_Aim_:
Leaving out the pictures, retype all the material exactly.

_Records supplied_:

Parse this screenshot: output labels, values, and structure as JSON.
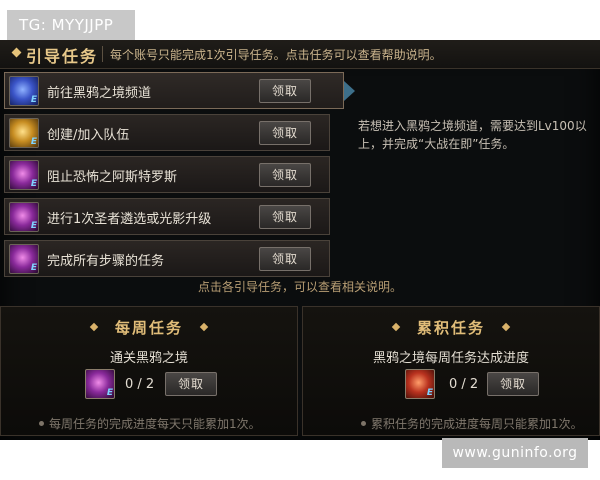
{
  "overlay_tl": "TG: MYYJJPP",
  "overlay_br": "www.guninfo.org",
  "guide": {
    "title": "引导任务",
    "hint": "每个账号只能完成1次引导任务。点击任务可以查看帮助说明。",
    "tasks": [
      {
        "label": "前往黑鸦之境频道",
        "button": "领取",
        "icon": "blue-cube-icon"
      },
      {
        "label": "创建/加入队伍",
        "button": "领取",
        "icon": "gold-medal-icon"
      },
      {
        "label": "阻止恐怖之阿斯特罗斯",
        "button": "领取",
        "icon": "purple-crystal-icon"
      },
      {
        "label": "进行1次圣者遴选或光影升级",
        "button": "领取",
        "icon": "purple-crystal-icon"
      },
      {
        "label": "完成所有步骤的任务",
        "button": "领取",
        "icon": "purple-crystal-icon"
      }
    ],
    "info": "若想进入黑鸦之境频道，需要达到Lv100以上，并完成“大战在即”任务。",
    "footer_hint": "点击各引导任务，可以查看相关说明。"
  },
  "weekly": {
    "title": "每周任务",
    "name": "通关黑鸦之境",
    "progress": "0 / 2",
    "button": "领取",
    "note": "每周任务的完成进度每天只能累加1次。",
    "icon": "purple-crystal-icon"
  },
  "cumulative": {
    "title": "累积任务",
    "name": "黑鸦之境每周任务达成进度",
    "progress": "0 / 2",
    "button": "领取",
    "note": "累积任务的完成进度每周只能累加1次。",
    "icon": "red-box-icon"
  },
  "colors": {
    "panel_bg": "#0b0d0e",
    "title_gold": "#e7c88a",
    "text_light": "#e8e2d6"
  }
}
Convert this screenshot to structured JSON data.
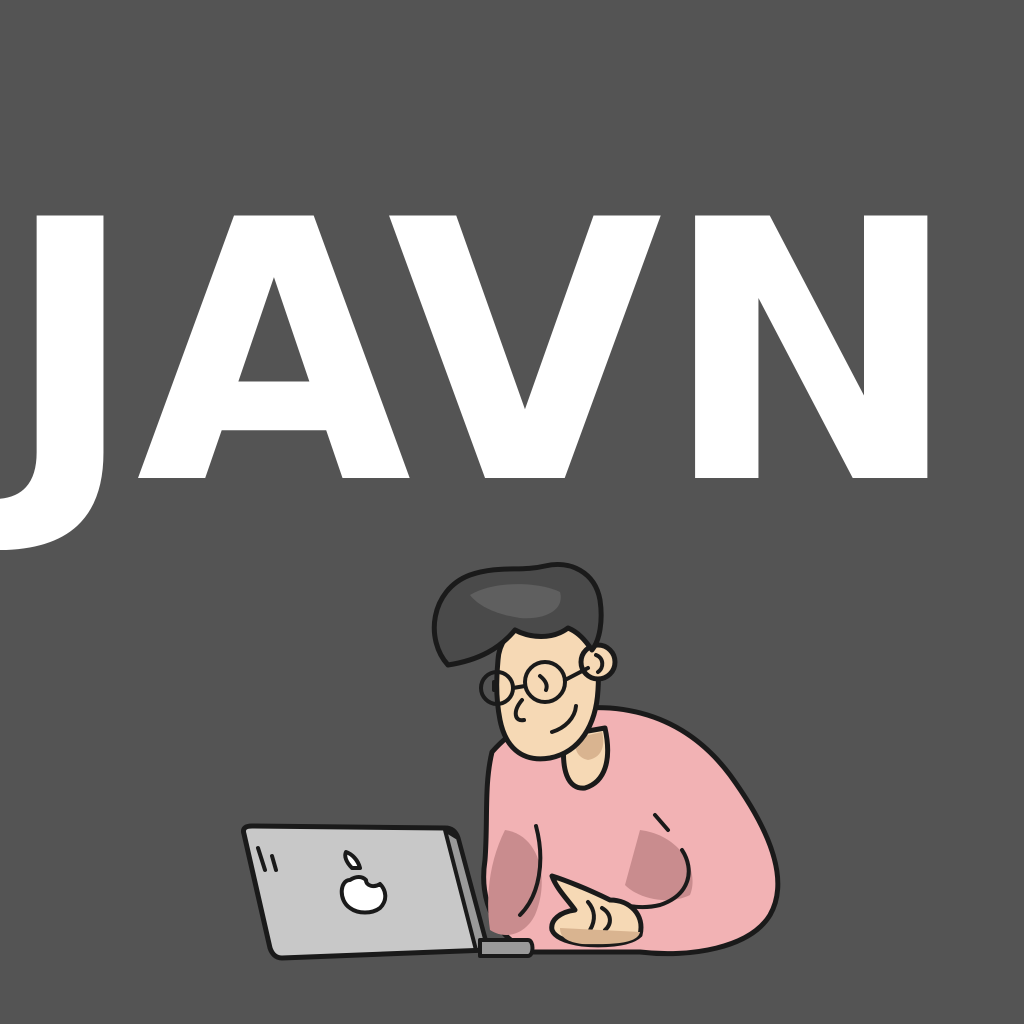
{
  "title": {
    "text": "JAVN"
  },
  "colors": {
    "background": "#545454",
    "title": "#ffffff",
    "outline": "#1a1a1a",
    "hair": "#4a4a4a",
    "hair_highlight": "#5f5f5f",
    "skin": "#f6d9b5",
    "skin_shadow": "#d9b490",
    "shirt": "#f2b2b4",
    "shirt_shadow": "#c98c8e",
    "laptop": "#c8c8c8",
    "laptop_edge": "#9a9a9a",
    "laptop_logo": "#ffffff"
  },
  "illustration": {
    "subject": "person-using-laptop",
    "laptop_logo_icon": "apple-logo-icon"
  }
}
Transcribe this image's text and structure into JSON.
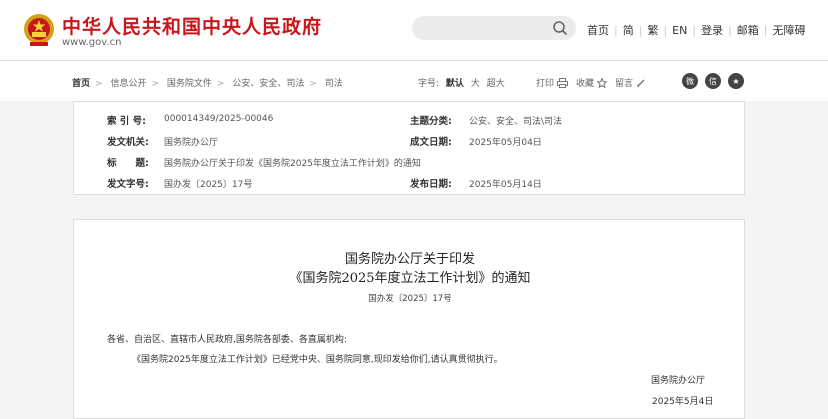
{
  "header": {
    "site_title": "中华人民共和国中央人民政府",
    "site_url": "www.gov.cn",
    "nav": [
      "首页",
      "简",
      "繁",
      "EN",
      "登录",
      "邮箱",
      "无障碍"
    ]
  },
  "breadcrumb": {
    "items": [
      "首页",
      "信息公开",
      "国务院文件",
      "公安、安全、司法",
      "司法"
    ]
  },
  "fontsize": {
    "label": "字号:",
    "options": [
      "默认",
      "大",
      "超大"
    ]
  },
  "tools": {
    "print": "打印",
    "favorite": "收藏",
    "comment": "留言"
  },
  "colors": {
    "brand": "#c8161d"
  },
  "meta": {
    "index_no_label": "索 引 号:",
    "index_no": "000014349/2025-00046",
    "category_label": "主题分类:",
    "category": "公安、安全、司法\\司法",
    "issuer_label": "发文机关:",
    "issuer": "国务院办公厅",
    "created_label": "成文日期:",
    "created": "2025年05月04日",
    "title_label": "标　　题:",
    "title": "国务院办公厅关于印发《国务院2025年度立法工作计划》的通知",
    "doc_no_label": "发文字号:",
    "doc_no": "国办发〔2025〕17号",
    "published_label": "发布日期:",
    "published": "2025年05月14日"
  },
  "document": {
    "title_line1": "国务院办公厅关于印发",
    "title_line2": "《国务院2025年度立法工作计划》的通知",
    "doc_no": "国办发〔2025〕17号",
    "salutation": "各省、自治区、直辖市人民政府,国务院各部委、各直属机构:",
    "body": "《国务院2025年度立法工作计划》已经党中央、国务院同意,现印发给你们,请认真贯彻执行。",
    "signer": "国务院办公厅",
    "date": "2025年5月4日"
  }
}
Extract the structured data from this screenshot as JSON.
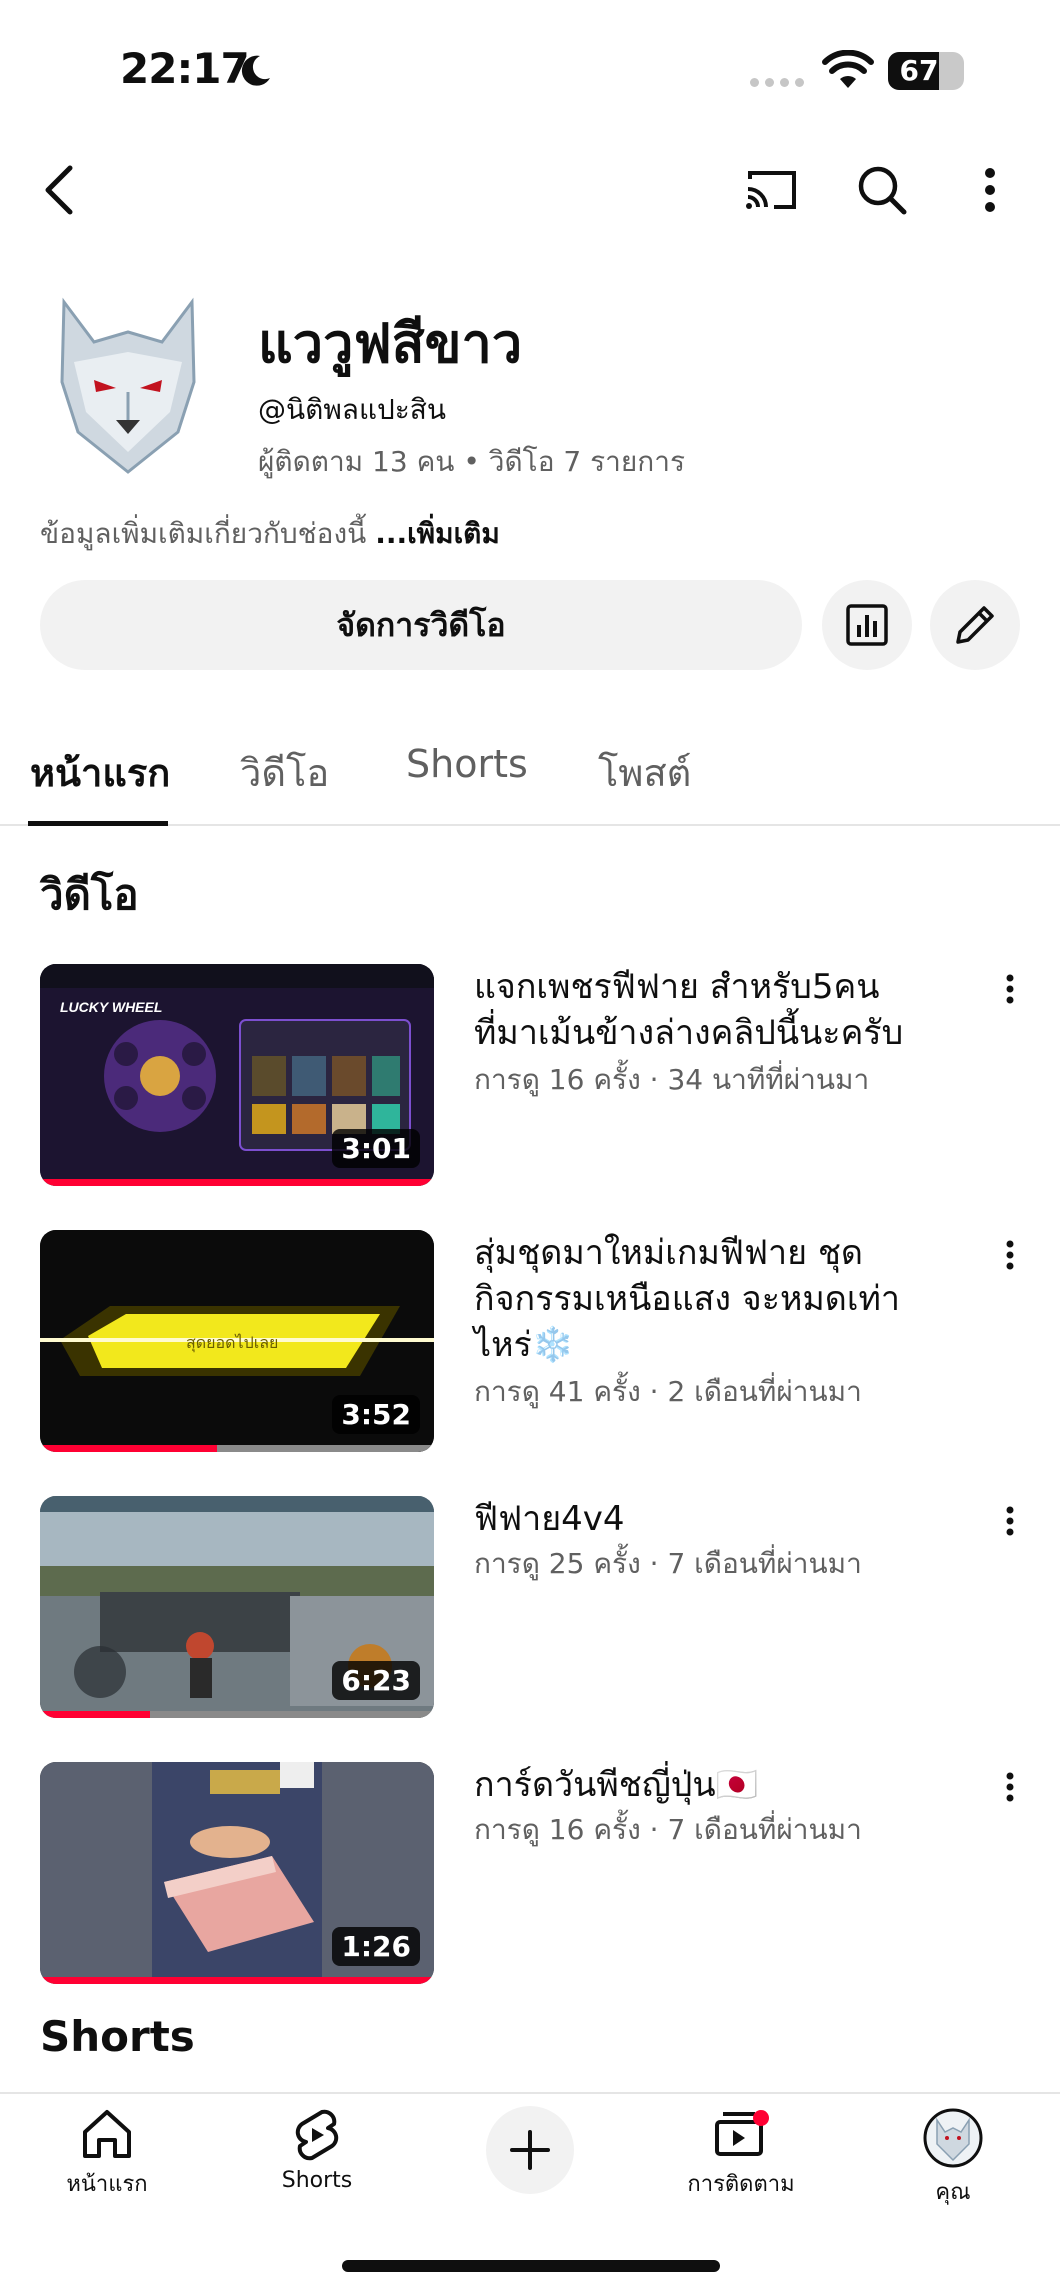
{
  "status_bar": {
    "time": "22:17",
    "battery_level": "67",
    "battery_fraction": 0.67
  },
  "channel": {
    "name": "แววูฟสีขาว",
    "handle": "@นิติพลแปะสิน",
    "stats": "ผู้ติดตาม 13 คน • วิดีโอ 7 รายการ",
    "description": "ข้อมูลเพิ่มเติมเกี่ยวกับช่องนี้",
    "more_label": "...เพิ่มเติม"
  },
  "actions": {
    "manage_videos": "จัดการวิดีโอ"
  },
  "tabs": [
    {
      "label": "หน้าแรก",
      "active": true
    },
    {
      "label": "วิดีโอ",
      "active": false
    },
    {
      "label": "Shorts",
      "active": false
    },
    {
      "label": "โพสต์",
      "active": false
    }
  ],
  "videos_section": {
    "title": "วิดีโอ",
    "items": [
      {
        "title": "แจกเพชรฟีฟาย สำหรับ5คน ที่มาเม้นข้างล่างคลิปนี้นะครับ",
        "meta": "การดู 16 ครั้ง · 34 นาทีที่ผ่านมา",
        "duration": "3:01",
        "watched_fraction": 1.0
      },
      {
        "title": "สุ่มชุดมาใหม่เกมฟีฟาย ชุดกิจกรรมเหนือแสง จะหมดเท่าไหร่❄️",
        "meta": "การดู 41 ครั้ง · 2 เดือนที่ผ่านมา",
        "duration": "3:52",
        "watched_fraction": 0.45
      },
      {
        "title": "ฟีฟาย4v4",
        "meta": "การดู 25 ครั้ง · 7 เดือนที่ผ่านมา",
        "duration": "6:23",
        "watched_fraction": 0.28
      },
      {
        "title": "การ์ดวันพีชญี่ปุ่น🇯🇵",
        "meta": "การดู 16 ครั้ง · 7 เดือนที่ผ่านมา",
        "duration": "1:26",
        "watched_fraction": 1.0
      }
    ]
  },
  "shorts_section": {
    "title": "Shorts"
  },
  "bottom_nav": {
    "home": "หน้าแรก",
    "shorts": "Shorts",
    "subscriptions": "การติดตาม",
    "you": "คุณ"
  },
  "colors": {
    "accent_red": "#ff0033",
    "text_primary": "#0f0f0f",
    "text_secondary": "#606060",
    "chip_bg": "#f2f2f2"
  }
}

_The result_:
Parse this screenshot: output labels, values, and structure as JSON.
{
  "overlay_tl": "TG: MYYJJPP",
  "overlay_br": "www.guninfo.org",
  "guide": {
    "title": "引导任务",
    "hint": "每个账号只能完成1次引导任务。点击任务可以查看帮助说明。",
    "tasks": [
      {
        "label": "前往黑鸦之境频道",
        "button": "领取",
        "icon": "blue-cube-icon"
      },
      {
        "label": "创建/加入队伍",
        "button": "领取",
        "icon": "gold-medal-icon"
      },
      {
        "label": "阻止恐怖之阿斯特罗斯",
        "button": "领取",
        "icon": "purple-crystal-icon"
      },
      {
        "label": "进行1次圣者遴选或光影升级",
        "button": "领取",
        "icon": "purple-crystal-icon"
      },
      {
        "label": "完成所有步骤的任务",
        "button": "领取",
        "icon": "purple-crystal-icon"
      }
    ],
    "info": "若想进入黑鸦之境频道，需要达到Lv100以上，并完成“大战在即”任务。",
    "footer_hint": "点击各引导任务，可以查看相关说明。"
  },
  "weekly": {
    "title": "每周任务",
    "name": "通关黑鸦之境",
    "progress": "0 / 2",
    "button": "领取",
    "note": "每周任务的完成进度每天只能累加1次。",
    "icon": "purple-crystal-icon"
  },
  "cumulative": {
    "title": "累积任务",
    "name": "黑鸦之境每周任务达成进度",
    "progress": "0 / 2",
    "button": "领取",
    "note": "累积任务的完成进度每周只能累加1次。",
    "icon": "red-box-icon"
  },
  "colors": {
    "panel_bg": "#0b0d0e",
    "title_gold": "#e7c88a",
    "text_light": "#e8e2d6"
  }
}
Convert this screenshot to structured JSON data.
{
  "title": {
    "text": "JAVN"
  },
  "colors": {
    "background": "#545454",
    "title": "#ffffff",
    "outline": "#1a1a1a",
    "hair": "#4a4a4a",
    "hair_highlight": "#5f5f5f",
    "skin": "#f6d9b5",
    "skin_shadow": "#d9b490",
    "shirt": "#f2b2b4",
    "shirt_shadow": "#c98c8e",
    "laptop": "#c8c8c8",
    "laptop_edge": "#9a9a9a",
    "laptop_logo": "#ffffff"
  },
  "illustration": {
    "subject": "person-using-laptop",
    "laptop_logo_icon": "apple-logo-icon"
  }
}
Transcribe this image's text and structure into JSON.
{
  "header": {
    "site_title": "中华人民共和国中央人民政府",
    "site_url": "www.gov.cn",
    "nav": [
      "首页",
      "简",
      "繁",
      "EN",
      "登录",
      "邮箱",
      "无障碍"
    ]
  },
  "breadcrumb": {
    "items": [
      "首页",
      "信息公开",
      "国务院文件",
      "公安、安全、司法",
      "司法"
    ]
  },
  "fontsize": {
    "label": "字号:",
    "options": [
      "默认",
      "大",
      "超大"
    ]
  },
  "tools": {
    "print": "打印",
    "favorite": "收藏",
    "comment": "留言"
  },
  "colors": {
    "brand": "#c8161d"
  },
  "meta": {
    "index_no_label": "索 引 号:",
    "index_no": "000014349/2025-00046",
    "category_label": "主题分类:",
    "category": "公安、安全、司法\\司法",
    "issuer_label": "发文机关:",
    "issuer": "国务院办公厅",
    "created_label": "成文日期:",
    "created": "2025年05月04日",
    "title_label": "标　　题:",
    "title": "国务院办公厅关于印发《国务院2025年度立法工作计划》的通知",
    "doc_no_label": "发文字号:",
    "doc_no": "国办发〔2025〕17号",
    "published_label": "发布日期:",
    "published": "2025年05月14日"
  },
  "document": {
    "title_line1": "国务院办公厅关于印发",
    "title_line2": "《国务院2025年度立法工作计划》的通知",
    "doc_no": "国办发〔2025〕17号",
    "salutation": "各省、自治区、直辖市人民政府,国务院各部委、各直属机构:",
    "body": "《国务院2025年度立法工作计划》已经党中央、国务院同意,现印发给你们,请认真贯彻执行。",
    "signer": "国务院办公厅",
    "date": "2025年5月4日"
  }
}
Extract the structured data from this screenshot as JSON.
{
  "status_bar": {
    "time": "22:17",
    "battery_level": "67",
    "battery_fraction": 0.67
  },
  "channel": {
    "name": "แววูฟสีขาว",
    "handle": "@นิติพลแปะสิน",
    "stats": "ผู้ติดตาม 13 คน • วิดีโอ 7 รายการ",
    "description": "ข้อมูลเพิ่มเติมเกี่ยวกับช่องนี้",
    "more_label": "...เพิ่มเติม"
  },
  "actions": {
    "manage_videos": "จัดการวิดีโอ"
  },
  "tabs": [
    {
      "label": "หน้าแรก",
      "active": true
    },
    {
      "label": "วิดีโอ",
      "active": false
    },
    {
      "label": "Shorts",
      "active": false
    },
    {
      "label": "โพสต์",
      "active": false
    }
  ],
  "videos_section": {
    "title": "วิดีโอ",
    "items": [
      {
        "title": "แจกเพชรฟีฟาย สำหรับ5คน ที่มาเม้นข้างล่างคลิปนี้นะครับ",
        "meta": "การดู 16 ครั้ง · 34 นาทีที่ผ่านมา",
        "duration": "3:01",
        "watched_fraction": 1.0
      },
      {
        "title": "สุ่มชุดมาใหม่เกมฟีฟาย ชุดกิจกรรมเหนือแสง จะหมดเท่าไหร่❄️",
        "meta": "การดู 41 ครั้ง · 2 เดือนที่ผ่านมา",
        "duration": "3:52",
        "watched_fraction": 0.45
      },
      {
        "title": "ฟีฟาย4v4",
        "meta": "การดู 25 ครั้ง · 7 เดือนที่ผ่านมา",
        "duration": "6:23",
        "watched_fraction": 0.28
      },
      {
        "title": "การ์ดวันพีชญี่ปุ่น🇯🇵",
        "meta": "การดู 16 ครั้ง · 7 เดือนที่ผ่านมา",
        "duration": "1:26",
        "watched_fraction": 1.0
      }
    ]
  },
  "shorts_section": {
    "title": "Shorts"
  },
  "bottom_nav": {
    "home": "หน้าแรก",
    "shorts": "Shorts",
    "subscriptions": "การติดตาม",
    "you": "คุณ"
  },
  "colors": {
    "accent_red": "#ff0033",
    "text_primary": "#0f0f0f",
    "text_secondary": "#606060",
    "chip_bg": "#f2f2f2"
  }
}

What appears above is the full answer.